▸ **SHORT PROBLEM**:
Your copy of the material below should match it exactly, except that it holds no pictures.

Records that describe figures
-- BEGIN --
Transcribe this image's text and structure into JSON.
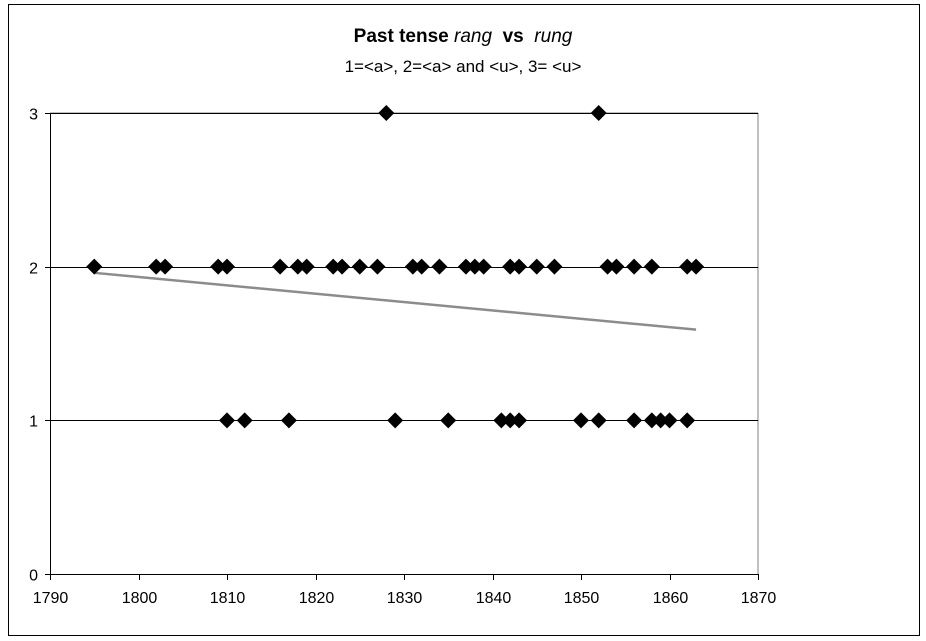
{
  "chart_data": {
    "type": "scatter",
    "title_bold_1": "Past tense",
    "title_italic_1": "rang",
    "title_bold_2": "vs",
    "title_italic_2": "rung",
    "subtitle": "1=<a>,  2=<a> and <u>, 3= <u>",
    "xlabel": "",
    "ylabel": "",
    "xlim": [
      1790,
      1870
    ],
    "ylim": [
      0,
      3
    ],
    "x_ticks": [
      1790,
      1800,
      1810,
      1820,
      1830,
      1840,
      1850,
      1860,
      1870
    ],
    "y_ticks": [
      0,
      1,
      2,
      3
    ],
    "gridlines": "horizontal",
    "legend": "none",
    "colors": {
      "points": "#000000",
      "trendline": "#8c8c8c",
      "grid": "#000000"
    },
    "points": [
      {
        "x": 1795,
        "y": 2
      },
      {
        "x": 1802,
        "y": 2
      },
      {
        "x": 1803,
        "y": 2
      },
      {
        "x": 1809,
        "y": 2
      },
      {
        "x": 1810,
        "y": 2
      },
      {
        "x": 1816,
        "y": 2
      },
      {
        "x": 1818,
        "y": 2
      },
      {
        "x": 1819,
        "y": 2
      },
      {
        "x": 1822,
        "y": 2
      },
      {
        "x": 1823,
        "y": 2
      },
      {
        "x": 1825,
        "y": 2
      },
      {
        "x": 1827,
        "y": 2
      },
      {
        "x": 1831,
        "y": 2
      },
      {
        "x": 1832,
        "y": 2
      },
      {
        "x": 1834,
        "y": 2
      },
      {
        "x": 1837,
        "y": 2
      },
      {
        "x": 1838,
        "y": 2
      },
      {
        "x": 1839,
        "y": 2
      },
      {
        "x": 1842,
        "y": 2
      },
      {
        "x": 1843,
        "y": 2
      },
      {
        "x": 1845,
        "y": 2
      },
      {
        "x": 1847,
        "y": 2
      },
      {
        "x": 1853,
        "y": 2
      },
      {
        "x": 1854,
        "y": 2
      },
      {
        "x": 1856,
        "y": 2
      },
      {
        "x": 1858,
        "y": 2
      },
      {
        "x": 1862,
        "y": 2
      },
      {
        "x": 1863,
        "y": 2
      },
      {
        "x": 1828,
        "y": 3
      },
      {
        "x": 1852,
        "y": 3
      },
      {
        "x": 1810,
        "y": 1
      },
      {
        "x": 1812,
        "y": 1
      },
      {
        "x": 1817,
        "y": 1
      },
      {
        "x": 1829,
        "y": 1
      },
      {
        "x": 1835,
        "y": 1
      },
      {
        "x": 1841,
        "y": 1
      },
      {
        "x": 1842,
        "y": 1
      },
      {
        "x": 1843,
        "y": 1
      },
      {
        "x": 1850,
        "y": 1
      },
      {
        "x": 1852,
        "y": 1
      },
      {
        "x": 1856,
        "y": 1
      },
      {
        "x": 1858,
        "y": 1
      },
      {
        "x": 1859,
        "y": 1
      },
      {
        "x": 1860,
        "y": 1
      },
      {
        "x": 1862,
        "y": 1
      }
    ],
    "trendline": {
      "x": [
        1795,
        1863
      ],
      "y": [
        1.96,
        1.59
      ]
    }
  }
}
-- END --
▸ **RIGHT ANSWER**:
Transcribe this image's text and structure into JSON.
{
  "chart_data": {
    "type": "scatter",
    "title_bold_1": "Past tense",
    "title_italic_1": "rang",
    "title_bold_2": "vs",
    "title_italic_2": "rung",
    "subtitle": "1=<a>,  2=<a> and <u>, 3= <u>",
    "xlabel": "",
    "ylabel": "",
    "xlim": [
      1790,
      1870
    ],
    "ylim": [
      0,
      3
    ],
    "x_ticks": [
      1790,
      1800,
      1810,
      1820,
      1830,
      1840,
      1850,
      1860,
      1870
    ],
    "y_ticks": [
      0,
      1,
      2,
      3
    ],
    "gridlines": "horizontal",
    "legend": "none",
    "colors": {
      "points": "#000000",
      "trendline": "#8c8c8c",
      "grid": "#000000"
    },
    "points": [
      {
        "x": 1795,
        "y": 2
      },
      {
        "x": 1802,
        "y": 2
      },
      {
        "x": 1803,
        "y": 2
      },
      {
        "x": 1809,
        "y": 2
      },
      {
        "x": 1810,
        "y": 2
      },
      {
        "x": 1816,
        "y": 2
      },
      {
        "x": 1818,
        "y": 2
      },
      {
        "x": 1819,
        "y": 2
      },
      {
        "x": 1822,
        "y": 2
      },
      {
        "x": 1823,
        "y": 2
      },
      {
        "x": 1825,
        "y": 2
      },
      {
        "x": 1827,
        "y": 2
      },
      {
        "x": 1831,
        "y": 2
      },
      {
        "x": 1832,
        "y": 2
      },
      {
        "x": 1834,
        "y": 2
      },
      {
        "x": 1837,
        "y": 2
      },
      {
        "x": 1838,
        "y": 2
      },
      {
        "x": 1839,
        "y": 2
      },
      {
        "x": 1842,
        "y": 2
      },
      {
        "x": 1843,
        "y": 2
      },
      {
        "x": 1845,
        "y": 2
      },
      {
        "x": 1847,
        "y": 2
      },
      {
        "x": 1853,
        "y": 2
      },
      {
        "x": 1854,
        "y": 2
      },
      {
        "x": 1856,
        "y": 2
      },
      {
        "x": 1858,
        "y": 2
      },
      {
        "x": 1862,
        "y": 2
      },
      {
        "x": 1863,
        "y": 2
      },
      {
        "x": 1828,
        "y": 3
      },
      {
        "x": 1852,
        "y": 3
      },
      {
        "x": 1810,
        "y": 1
      },
      {
        "x": 1812,
        "y": 1
      },
      {
        "x": 1817,
        "y": 1
      },
      {
        "x": 1829,
        "y": 1
      },
      {
        "x": 1835,
        "y": 1
      },
      {
        "x": 1841,
        "y": 1
      },
      {
        "x": 1842,
        "y": 1
      },
      {
        "x": 1843,
        "y": 1
      },
      {
        "x": 1850,
        "y": 1
      },
      {
        "x": 1852,
        "y": 1
      },
      {
        "x": 1856,
        "y": 1
      },
      {
        "x": 1858,
        "y": 1
      },
      {
        "x": 1859,
        "y": 1
      },
      {
        "x": 1860,
        "y": 1
      },
      {
        "x": 1862,
        "y": 1
      }
    ],
    "trendline": {
      "x": [
        1795,
        1863
      ],
      "y": [
        1.96,
        1.59
      ]
    }
  }
}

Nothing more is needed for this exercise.